▶ Task details
The records below are to be quoted in full; please keep every word exact.

═══ Task inputs

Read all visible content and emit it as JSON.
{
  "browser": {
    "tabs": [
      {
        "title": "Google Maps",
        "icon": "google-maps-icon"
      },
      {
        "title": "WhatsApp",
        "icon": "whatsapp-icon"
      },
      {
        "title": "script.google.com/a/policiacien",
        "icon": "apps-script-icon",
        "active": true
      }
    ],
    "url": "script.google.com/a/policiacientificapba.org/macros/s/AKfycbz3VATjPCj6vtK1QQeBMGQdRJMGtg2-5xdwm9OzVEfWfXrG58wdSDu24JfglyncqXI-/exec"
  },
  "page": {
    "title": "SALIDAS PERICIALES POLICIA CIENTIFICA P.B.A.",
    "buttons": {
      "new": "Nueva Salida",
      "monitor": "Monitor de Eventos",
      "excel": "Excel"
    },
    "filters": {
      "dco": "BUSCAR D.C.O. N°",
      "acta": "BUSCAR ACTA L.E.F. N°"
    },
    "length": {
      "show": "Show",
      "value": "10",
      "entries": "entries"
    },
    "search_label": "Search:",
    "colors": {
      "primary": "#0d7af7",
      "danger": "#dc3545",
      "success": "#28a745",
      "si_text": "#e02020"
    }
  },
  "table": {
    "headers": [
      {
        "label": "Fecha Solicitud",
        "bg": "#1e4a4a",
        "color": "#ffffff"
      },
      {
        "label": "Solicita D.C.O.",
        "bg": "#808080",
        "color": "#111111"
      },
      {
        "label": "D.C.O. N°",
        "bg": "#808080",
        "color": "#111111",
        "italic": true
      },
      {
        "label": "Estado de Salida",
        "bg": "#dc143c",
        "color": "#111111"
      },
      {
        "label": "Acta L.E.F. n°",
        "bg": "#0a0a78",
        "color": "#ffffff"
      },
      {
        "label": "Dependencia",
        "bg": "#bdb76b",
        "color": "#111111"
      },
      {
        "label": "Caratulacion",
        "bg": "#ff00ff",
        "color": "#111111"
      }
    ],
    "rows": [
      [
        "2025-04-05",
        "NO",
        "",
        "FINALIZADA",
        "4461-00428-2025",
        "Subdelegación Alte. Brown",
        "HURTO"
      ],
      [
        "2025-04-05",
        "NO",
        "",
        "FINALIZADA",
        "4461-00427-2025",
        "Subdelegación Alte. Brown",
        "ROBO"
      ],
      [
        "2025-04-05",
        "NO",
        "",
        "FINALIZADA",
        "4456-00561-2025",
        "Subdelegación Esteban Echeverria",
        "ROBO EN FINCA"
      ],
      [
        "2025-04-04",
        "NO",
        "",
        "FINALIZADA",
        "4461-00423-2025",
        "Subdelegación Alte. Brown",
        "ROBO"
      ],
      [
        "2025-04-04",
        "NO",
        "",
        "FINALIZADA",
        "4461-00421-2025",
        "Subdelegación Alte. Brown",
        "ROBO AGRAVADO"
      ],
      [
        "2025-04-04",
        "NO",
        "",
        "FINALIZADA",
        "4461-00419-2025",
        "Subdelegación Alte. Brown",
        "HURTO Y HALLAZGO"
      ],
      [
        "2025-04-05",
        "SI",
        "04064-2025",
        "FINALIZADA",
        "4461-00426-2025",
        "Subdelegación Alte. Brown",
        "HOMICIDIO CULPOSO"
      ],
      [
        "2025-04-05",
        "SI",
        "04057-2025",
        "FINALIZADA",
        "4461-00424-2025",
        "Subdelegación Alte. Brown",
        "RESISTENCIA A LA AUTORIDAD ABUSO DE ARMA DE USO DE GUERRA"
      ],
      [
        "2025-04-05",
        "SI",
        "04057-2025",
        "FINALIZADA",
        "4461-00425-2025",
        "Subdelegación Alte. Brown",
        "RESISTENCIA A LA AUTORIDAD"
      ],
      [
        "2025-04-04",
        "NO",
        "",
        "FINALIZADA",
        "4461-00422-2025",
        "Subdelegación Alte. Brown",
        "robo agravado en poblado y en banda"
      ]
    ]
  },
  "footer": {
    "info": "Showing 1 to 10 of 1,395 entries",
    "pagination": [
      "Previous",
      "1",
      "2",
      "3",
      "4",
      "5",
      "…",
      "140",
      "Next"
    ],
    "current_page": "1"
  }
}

══════

▶ Output for this exercise
Read all visible content and emit it as JSON.
{
  "browser": {
    "tabs": [
      {
        "title": "Google Maps",
        "icon": "google-maps-icon"
      },
      {
        "title": "WhatsApp",
        "icon": "whatsapp-icon"
      },
      {
        "title": "script.google.com/a/policiacien",
        "icon": "apps-script-icon",
        "active": true
      }
    ],
    "url": "script.google.com/a/policiacientificapba.org/macros/s/AKfycbz3VATjPCj6vtK1QQeBMGQdRJMGtg2-5xdwm9OzVEfWfXrG58wdSDu24JfglyncqXI-/exec"
  },
  "page": {
    "title": "SALIDAS PERICIALES POLICIA CIENTIFICA P.B.A.",
    "buttons": {
      "new": "Nueva Salida",
      "monitor": "Monitor de Eventos",
      "excel": "Excel"
    },
    "filters": {
      "dco": "BUSCAR D.C.O. N°",
      "acta": "BUSCAR ACTA L.E.F. N°"
    },
    "length": {
      "show": "Show",
      "value": "10",
      "entries": "entries"
    },
    "search_label": "Search:",
    "colors": {
      "primary": "#0d7af7",
      "danger": "#dc3545",
      "success": "#28a745",
      "si_text": "#e02020"
    }
  },
  "table": {
    "headers": [
      {
        "label": "Fecha Solicitud",
        "bg": "#1e4a4a",
        "color": "#ffffff"
      },
      {
        "label": "Solicita D.C.O.",
        "bg": "#808080",
        "color": "#111111"
      },
      {
        "label": "D.C.O. N°",
        "bg": "#808080",
        "color": "#111111",
        "italic": true
      },
      {
        "label": "Estado de Salida",
        "bg": "#dc143c",
        "color": "#111111"
      },
      {
        "label": "Acta L.E.F. n°",
        "bg": "#0a0a78",
        "color": "#ffffff"
      },
      {
        "label": "Dependencia",
        "bg": "#bdb76b",
        "color": "#111111"
      },
      {
        "label": "Caratulacion",
        "bg": "#ff00ff",
        "color": "#111111"
      }
    ],
    "rows": [
      [
        "2025-04-05",
        "NO",
        "",
        "FINALIZADA",
        "4461-00428-2025",
        "Subdelegación Alte. Brown",
        "HURTO"
      ],
      [
        "2025-04-05",
        "NO",
        "",
        "FINALIZADA",
        "4461-00427-2025",
        "Subdelegación Alte. Brown",
        "ROBO"
      ],
      [
        "2025-04-05",
        "NO",
        "",
        "FINALIZADA",
        "4456-00561-2025",
        "Subdelegación Esteban Echeverria",
        "ROBO EN FINCA"
      ],
      [
        "2025-04-04",
        "NO",
        "",
        "FINALIZADA",
        "4461-00423-2025",
        "Subdelegación Alte. Brown",
        "ROBO"
      ],
      [
        "2025-04-04",
        "NO",
        "",
        "FINALIZADA",
        "4461-00421-2025",
        "Subdelegación Alte. Brown",
        "ROBO AGRAVADO"
      ],
      [
        "2025-04-04",
        "NO",
        "",
        "FINALIZADA",
        "4461-00419-2025",
        "Subdelegación Alte. Brown",
        "HURTO Y HALLAZGO"
      ],
      [
        "2025-04-05",
        "SI",
        "04064-2025",
        "FINALIZADA",
        "4461-00426-2025",
        "Subdelegación Alte. Brown",
        "HOMICIDIO CULPOSO"
      ],
      [
        "2025-04-05",
        "SI",
        "04057-2025",
        "FINALIZADA",
        "4461-00424-2025",
        "Subdelegación Alte. Brown",
        "RESISTENCIA A LA AUTORIDAD ABUSO DE ARMA DE USO DE GUERRA"
      ],
      [
        "2025-04-05",
        "SI",
        "04057-2025",
        "FINALIZADA",
        "4461-00425-2025",
        "Subdelegación Alte. Brown",
        "RESISTENCIA A LA AUTORIDAD"
      ],
      [
        "2025-04-04",
        "NO",
        "",
        "FINALIZADA",
        "4461-00422-2025",
        "Subdelegación Alte. Brown",
        "robo agravado en poblado y en banda"
      ]
    ]
  },
  "footer": {
    "info": "Showing 1 to 10 of 1,395 entries",
    "pagination": [
      "Previous",
      "1",
      "2",
      "3",
      "4",
      "5",
      "…",
      "140",
      "Next"
    ],
    "current_page": "1"
  }
}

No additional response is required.